Records from a collection:
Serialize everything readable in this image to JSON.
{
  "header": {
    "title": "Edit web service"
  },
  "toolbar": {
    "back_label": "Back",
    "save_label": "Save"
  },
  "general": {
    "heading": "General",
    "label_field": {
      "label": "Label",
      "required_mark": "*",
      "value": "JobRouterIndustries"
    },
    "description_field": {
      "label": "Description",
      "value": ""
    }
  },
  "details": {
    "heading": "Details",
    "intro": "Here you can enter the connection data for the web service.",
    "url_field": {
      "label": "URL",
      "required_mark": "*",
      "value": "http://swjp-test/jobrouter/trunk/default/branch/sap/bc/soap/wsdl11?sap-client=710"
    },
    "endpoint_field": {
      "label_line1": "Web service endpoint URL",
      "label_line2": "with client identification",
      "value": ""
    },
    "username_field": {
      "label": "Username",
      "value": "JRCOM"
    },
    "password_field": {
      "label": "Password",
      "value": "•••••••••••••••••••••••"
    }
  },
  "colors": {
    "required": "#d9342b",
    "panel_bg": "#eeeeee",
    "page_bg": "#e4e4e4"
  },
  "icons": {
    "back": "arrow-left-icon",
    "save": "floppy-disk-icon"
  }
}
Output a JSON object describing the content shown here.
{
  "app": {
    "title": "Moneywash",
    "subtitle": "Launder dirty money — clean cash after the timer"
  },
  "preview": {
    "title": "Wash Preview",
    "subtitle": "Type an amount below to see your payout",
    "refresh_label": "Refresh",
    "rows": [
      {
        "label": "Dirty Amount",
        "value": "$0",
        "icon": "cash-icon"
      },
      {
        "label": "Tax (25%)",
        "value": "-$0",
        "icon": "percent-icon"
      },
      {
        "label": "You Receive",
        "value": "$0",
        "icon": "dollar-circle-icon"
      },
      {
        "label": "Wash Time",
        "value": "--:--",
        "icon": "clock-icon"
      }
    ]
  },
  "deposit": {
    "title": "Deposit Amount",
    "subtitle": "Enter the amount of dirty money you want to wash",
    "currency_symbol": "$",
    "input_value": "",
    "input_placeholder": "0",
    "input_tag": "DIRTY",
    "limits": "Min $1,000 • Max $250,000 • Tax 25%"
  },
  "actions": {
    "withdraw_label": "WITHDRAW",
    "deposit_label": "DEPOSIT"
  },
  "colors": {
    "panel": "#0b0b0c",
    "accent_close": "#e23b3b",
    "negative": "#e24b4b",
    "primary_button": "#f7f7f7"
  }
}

## EXERCISE TASK
Find the string "JSON" in the records, then copy each line where it occurs.

## THE SOLUTION
Serialize everything readable in this image to JSON.
Output a JSON object describing the content shown here.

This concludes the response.